▸ **SET PROBLEM**:
Retype every one of the rows below with the same wording, numbers, and order, but leave out the picture markers.

(Source data)
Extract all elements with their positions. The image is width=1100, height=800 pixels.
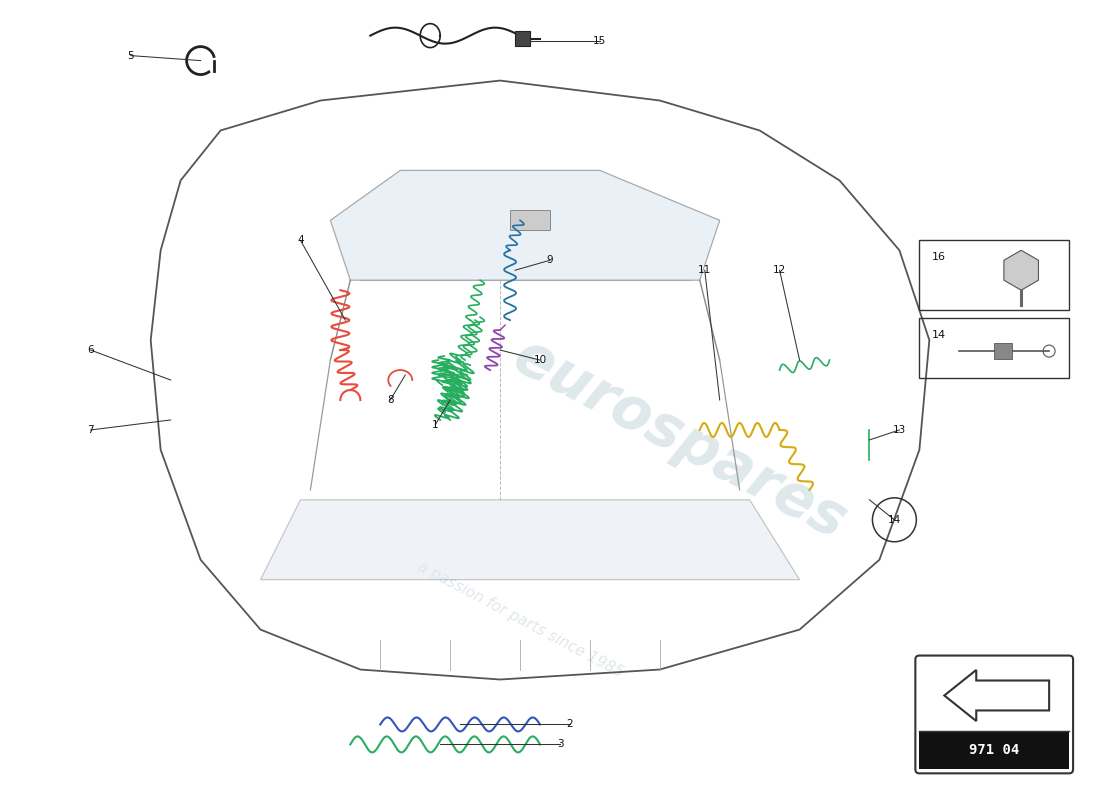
Text: 14: 14 [888, 514, 901, 525]
Text: 10: 10 [534, 355, 547, 365]
Text: 3: 3 [557, 739, 563, 750]
FancyBboxPatch shape [915, 655, 1074, 774]
Polygon shape [330, 170, 719, 280]
Text: 1: 1 [432, 420, 439, 430]
Polygon shape [261, 500, 800, 580]
Text: 2: 2 [566, 719, 573, 730]
Bar [515, 30, 530, 46]
Text: 12: 12 [773, 266, 786, 275]
Text: 8: 8 [387, 395, 394, 405]
Text: 13: 13 [893, 425, 906, 435]
Bar [920, 240, 1069, 310]
Text: 7: 7 [88, 425, 95, 435]
Text: 4: 4 [297, 235, 304, 246]
Bar [920, 318, 1069, 378]
Bar [994, 343, 1012, 359]
Text: 5: 5 [128, 50, 134, 61]
Text: 971 04: 971 04 [969, 743, 1020, 758]
Bar [920, 731, 1069, 770]
Text: 14: 14 [932, 330, 946, 340]
Text: 6: 6 [88, 345, 95, 355]
Text: 9: 9 [547, 255, 553, 266]
Text: 15: 15 [593, 36, 606, 46]
Polygon shape [510, 210, 550, 230]
Text: 11: 11 [698, 266, 712, 275]
Text: a passion for parts since 1985: a passion for parts since 1985 [415, 559, 626, 681]
Text: eurospares: eurospares [504, 328, 856, 552]
Polygon shape [944, 670, 1049, 721]
Text: 16: 16 [932, 252, 945, 262]
Polygon shape [1004, 250, 1038, 290]
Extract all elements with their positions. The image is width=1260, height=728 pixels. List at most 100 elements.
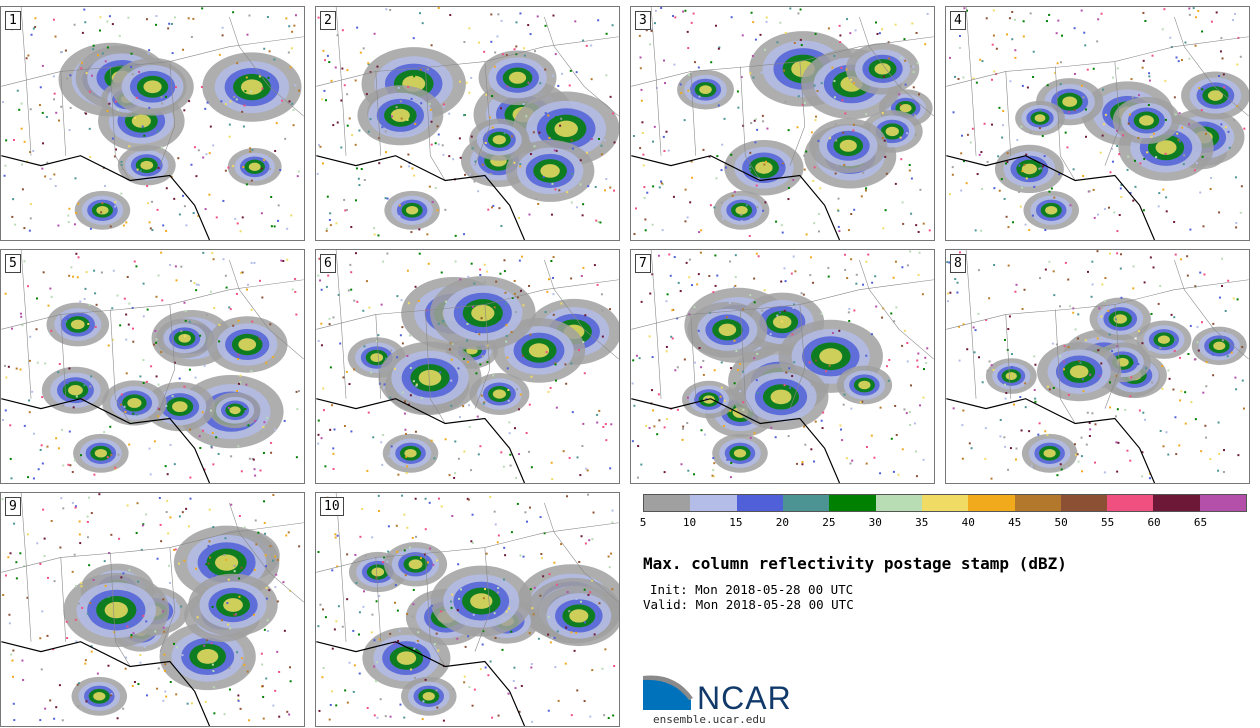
- reflectivity-speckle: [151, 200, 153, 203]
- reflectivity-speckle: [492, 204, 495, 207]
- reflectivity-speckle: [132, 412, 135, 415]
- reflectivity-speckle: [277, 219, 280, 222]
- reflectivity-speckle: [11, 327, 13, 330]
- reflectivity-speckle: [654, 9, 657, 12]
- reflectivity-cell: [172, 401, 188, 413]
- reflectivity-speckle: [515, 21, 518, 24]
- reflectivity-speckle: [156, 130, 159, 133]
- reflectivity-speckle: [1184, 391, 1187, 394]
- reflectivity-speckle: [1150, 312, 1153, 315]
- reflectivity-speckle: [40, 668, 43, 671]
- reflectivity-speckle: [597, 220, 600, 223]
- reflectivity-speckle: [812, 396, 815, 399]
- ncar-logo-text: NCAR: [697, 680, 792, 716]
- reflectivity-speckle: [670, 335, 673, 338]
- reflectivity-speckle: [319, 603, 322, 606]
- reflectivity-speckle: [73, 223, 76, 226]
- reflectivity-speckle: [637, 445, 640, 448]
- reflectivity-speckle: [23, 140, 26, 143]
- panel-member-label: 10: [320, 497, 344, 516]
- reflectivity-speckle: [998, 106, 1001, 109]
- reflectivity-speckle: [20, 315, 23, 318]
- reflectivity-speckle: [66, 637, 69, 640]
- reflectivity-speckle: [642, 153, 645, 156]
- reflectivity-speckle: [413, 75, 416, 78]
- reflectivity-speckle: [718, 46, 721, 49]
- reflectivity-speckle: [241, 110, 244, 113]
- reflectivity-speckle: [792, 306, 795, 309]
- reflectivity-speckle: [229, 100, 232, 103]
- reflectivity-speckle: [240, 657, 243, 660]
- reflectivity-speckle: [709, 204, 712, 207]
- postage-stamp-panel: 9: [0, 492, 305, 727]
- reflectivity-speckle: [197, 283, 200, 286]
- reflectivity-speckle: [178, 377, 181, 380]
- reflectivity-speckle: [779, 21, 782, 24]
- reflectivity-speckle: [795, 462, 798, 465]
- reflectivity-speckle: [924, 356, 927, 359]
- reflectivity-speckle: [188, 100, 191, 103]
- colorbar-tick-label: 45: [1008, 516, 1022, 529]
- reflectivity-speckle: [538, 131, 541, 134]
- reflectivity-speckle: [470, 540, 473, 543]
- reflectivity-speckle: [99, 16, 102, 19]
- state-border: [110, 309, 131, 424]
- reflectivity-speckle: [1033, 355, 1036, 358]
- reflectivity-speckle: [733, 286, 736, 289]
- reflectivity-speckle: [803, 101, 806, 104]
- reflectivity-speckle: [344, 209, 347, 212]
- reflectivity-speckle: [1194, 16, 1197, 19]
- reflectivity-speckle: [640, 463, 643, 466]
- reflectivity-speckle: [189, 476, 192, 479]
- reflectivity-speckle: [921, 293, 924, 296]
- reflectivity-speckle: [605, 439, 608, 442]
- reflectivity-speckle: [501, 53, 504, 56]
- reflectivity-speckle: [688, 90, 691, 93]
- reflectivity-speckle: [1234, 176, 1237, 179]
- reflectivity-speckle: [116, 108, 119, 111]
- reflectivity-speckle: [46, 445, 49, 448]
- reflectivity-speckle: [914, 133, 917, 136]
- state-border: [789, 61, 806, 166]
- reflectivity-speckle: [688, 258, 691, 261]
- reflectivity-speckle: [739, 390, 742, 393]
- reflectivity-speckle: [23, 565, 26, 568]
- reflectivity-speckle: [583, 621, 586, 624]
- reflectivity-speckle: [1124, 408, 1127, 411]
- reflectivity-speckle: [660, 182, 663, 185]
- reflectivity-speckle: [784, 31, 787, 34]
- reflectivity-speckle: [13, 719, 16, 722]
- reflectivity-speckle: [188, 368, 191, 371]
- reflectivity-speckle: [730, 461, 733, 464]
- reflectivity-speckle: [320, 322, 323, 325]
- reflectivity-speckle: [453, 476, 456, 479]
- reflectivity-speckle: [735, 349, 738, 352]
- reflectivity-speckle: [407, 403, 410, 406]
- reflectivity-speckle: [28, 399, 31, 402]
- reflectivity-speckle: [324, 59, 327, 62]
- reflectivity-speckle: [1217, 421, 1220, 424]
- reflectivity-speckle: [39, 86, 42, 89]
- reflectivity-speckle: [1007, 328, 1010, 331]
- reflectivity-speckle: [673, 256, 676, 259]
- reflectivity-speckle: [634, 207, 637, 210]
- reflectivity-speckle: [1127, 122, 1130, 125]
- reflectivity-speckle: [86, 515, 89, 518]
- reflectivity-speckle: [1022, 35, 1025, 38]
- reflectivity-speckle: [73, 23, 76, 26]
- reflectivity-speckle: [765, 20, 768, 23]
- reflectivity-speckle: [1239, 211, 1242, 214]
- reflectivity-speckle: [88, 127, 91, 130]
- reflectivity-speckle: [580, 274, 583, 277]
- reflectivity-speckle: [1068, 305, 1071, 308]
- reflectivity-speckle: [433, 457, 436, 460]
- reflectivity-speckle: [1008, 17, 1011, 20]
- reflectivity-speckle: [533, 586, 536, 589]
- reflectivity-speckle: [892, 470, 895, 473]
- reflectivity-speckle: [475, 366, 478, 369]
- colorbar-tick-label: 15: [729, 516, 743, 529]
- reflectivity-speckle: [812, 281, 815, 284]
- reflectivity-speckle: [852, 123, 855, 126]
- reflectivity-speckle: [286, 710, 289, 713]
- reflectivity-speckle: [43, 555, 46, 558]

▸ **CORRECT OUTPUT**:
Extract all elements with their positions. The image is width=1100, height=800 pixels.
Text: 14: 14 [888, 514, 901, 525]
Text: 10: 10 [534, 355, 547, 365]
Text: 3: 3 [557, 739, 563, 750]
FancyBboxPatch shape [915, 655, 1074, 774]
Polygon shape [330, 170, 719, 280]
Text: 1: 1 [432, 420, 439, 430]
Polygon shape [261, 500, 800, 580]
Text: 2: 2 [566, 719, 573, 730]
Bar [515, 30, 530, 46]
Text: 12: 12 [773, 266, 786, 275]
Text: 8: 8 [387, 395, 394, 405]
Text: 13: 13 [893, 425, 906, 435]
Bar [920, 240, 1069, 310]
Text: 7: 7 [88, 425, 95, 435]
Text: 4: 4 [297, 235, 304, 246]
Bar [920, 318, 1069, 378]
Bar [994, 343, 1012, 359]
Text: 5: 5 [128, 50, 134, 61]
Text: 971 04: 971 04 [969, 743, 1020, 758]
Bar [920, 731, 1069, 770]
Text: 14: 14 [932, 330, 946, 340]
Text: 6: 6 [88, 345, 95, 355]
Text: 9: 9 [547, 255, 553, 266]
Text: 15: 15 [593, 36, 606, 46]
Polygon shape [510, 210, 550, 230]
Text: 11: 11 [698, 266, 712, 275]
Text: a passion for parts since 1985: a passion for parts since 1985 [415, 559, 626, 681]
Text: eurospares: eurospares [504, 328, 856, 552]
Polygon shape [944, 670, 1049, 721]
Text: 16: 16 [932, 252, 945, 262]
Polygon shape [1004, 250, 1038, 290]
Extract all elements with their positions. The image is width=1260, height=728 pixels. List at most 100 elements.
- reflectivity-speckle: [151, 200, 153, 203]
- reflectivity-speckle: [492, 204, 495, 207]
- reflectivity-speckle: [132, 412, 135, 415]
- reflectivity-speckle: [277, 219, 280, 222]
- reflectivity-speckle: [11, 327, 13, 330]
- reflectivity-speckle: [654, 9, 657, 12]
- reflectivity-cell: [172, 401, 188, 413]
- reflectivity-speckle: [515, 21, 518, 24]
- reflectivity-speckle: [156, 130, 159, 133]
- reflectivity-speckle: [1184, 391, 1187, 394]
- reflectivity-speckle: [1150, 312, 1153, 315]
- reflectivity-speckle: [40, 668, 43, 671]
- reflectivity-speckle: [597, 220, 600, 223]
- reflectivity-speckle: [812, 396, 815, 399]
- ncar-logo-text: NCAR: [697, 680, 792, 716]
- reflectivity-speckle: [670, 335, 673, 338]
- reflectivity-speckle: [319, 603, 322, 606]
- reflectivity-speckle: [73, 223, 76, 226]
- reflectivity-speckle: [637, 445, 640, 448]
- reflectivity-speckle: [23, 140, 26, 143]
- panel-member-label: 10: [320, 497, 344, 516]
- reflectivity-speckle: [998, 106, 1001, 109]
- reflectivity-speckle: [20, 315, 23, 318]
- reflectivity-speckle: [66, 637, 69, 640]
- reflectivity-speckle: [642, 153, 645, 156]
- reflectivity-speckle: [413, 75, 416, 78]
- reflectivity-speckle: [718, 46, 721, 49]
- reflectivity-speckle: [241, 110, 244, 113]
- reflectivity-speckle: [792, 306, 795, 309]
- reflectivity-speckle: [229, 100, 232, 103]
- reflectivity-speckle: [240, 657, 243, 660]
- reflectivity-speckle: [709, 204, 712, 207]
- postage-stamp-panel: 9: [0, 492, 305, 727]
- reflectivity-speckle: [197, 283, 200, 286]
- reflectivity-speckle: [178, 377, 181, 380]
- reflectivity-speckle: [779, 21, 782, 24]
- reflectivity-speckle: [795, 462, 798, 465]
- reflectivity-speckle: [924, 356, 927, 359]
- reflectivity-speckle: [188, 100, 191, 103]
- colorbar-tick-label: 45: [1008, 516, 1022, 529]
- reflectivity-speckle: [538, 131, 541, 134]
- reflectivity-speckle: [470, 540, 473, 543]
- reflectivity-speckle: [99, 16, 102, 19]
- state-border: [110, 309, 131, 424]
- reflectivity-speckle: [1033, 355, 1036, 358]
- reflectivity-speckle: [733, 286, 736, 289]
- reflectivity-speckle: [803, 101, 806, 104]
- reflectivity-speckle: [344, 209, 347, 212]
- reflectivity-speckle: [1194, 16, 1197, 19]
- reflectivity-speckle: [640, 463, 643, 466]
- reflectivity-speckle: [189, 476, 192, 479]
- reflectivity-speckle: [921, 293, 924, 296]
- reflectivity-speckle: [605, 439, 608, 442]
- reflectivity-speckle: [501, 53, 504, 56]
- reflectivity-speckle: [688, 90, 691, 93]
- reflectivity-speckle: [1234, 176, 1237, 179]
- reflectivity-speckle: [116, 108, 119, 111]
- reflectivity-speckle: [46, 445, 49, 448]
- reflectivity-speckle: [914, 133, 917, 136]
- state-border: [789, 61, 806, 166]
- reflectivity-speckle: [688, 258, 691, 261]
- reflectivity-speckle: [739, 390, 742, 393]
- reflectivity-speckle: [23, 565, 26, 568]
- reflectivity-speckle: [583, 621, 586, 624]
- reflectivity-speckle: [1124, 408, 1127, 411]
- reflectivity-speckle: [660, 182, 663, 185]
- reflectivity-speckle: [784, 31, 787, 34]
- reflectivity-speckle: [13, 719, 16, 722]
- reflectivity-speckle: [188, 368, 191, 371]
- reflectivity-speckle: [730, 461, 733, 464]
- reflectivity-speckle: [320, 322, 323, 325]
- reflectivity-speckle: [453, 476, 456, 479]
- reflectivity-speckle: [735, 349, 738, 352]
- reflectivity-speckle: [407, 403, 410, 406]
- reflectivity-speckle: [28, 399, 31, 402]
- reflectivity-speckle: [324, 59, 327, 62]
- reflectivity-speckle: [1217, 421, 1220, 424]
- reflectivity-speckle: [39, 86, 42, 89]
- reflectivity-speckle: [1007, 328, 1010, 331]
- reflectivity-speckle: [673, 256, 676, 259]
- reflectivity-speckle: [634, 207, 637, 210]
- reflectivity-speckle: [1127, 122, 1130, 125]
- reflectivity-speckle: [86, 515, 89, 518]
- reflectivity-speckle: [1022, 35, 1025, 38]
- reflectivity-speckle: [73, 23, 76, 26]
- reflectivity-speckle: [765, 20, 768, 23]
- reflectivity-speckle: [1239, 211, 1242, 214]
- reflectivity-speckle: [88, 127, 91, 130]
- reflectivity-speckle: [580, 274, 583, 277]
- reflectivity-speckle: [1068, 305, 1071, 308]
- reflectivity-speckle: [433, 457, 436, 460]
- reflectivity-speckle: [1008, 17, 1011, 20]
- reflectivity-speckle: [533, 586, 536, 589]
- reflectivity-speckle: [892, 470, 895, 473]
- reflectivity-speckle: [475, 366, 478, 369]
- colorbar-tick-label: 15: [729, 516, 743, 529]
- reflectivity-speckle: [812, 281, 815, 284]
- reflectivity-speckle: [852, 123, 855, 126]
- reflectivity-speckle: [286, 710, 289, 713]
- reflectivity-speckle: [43, 555, 46, 558]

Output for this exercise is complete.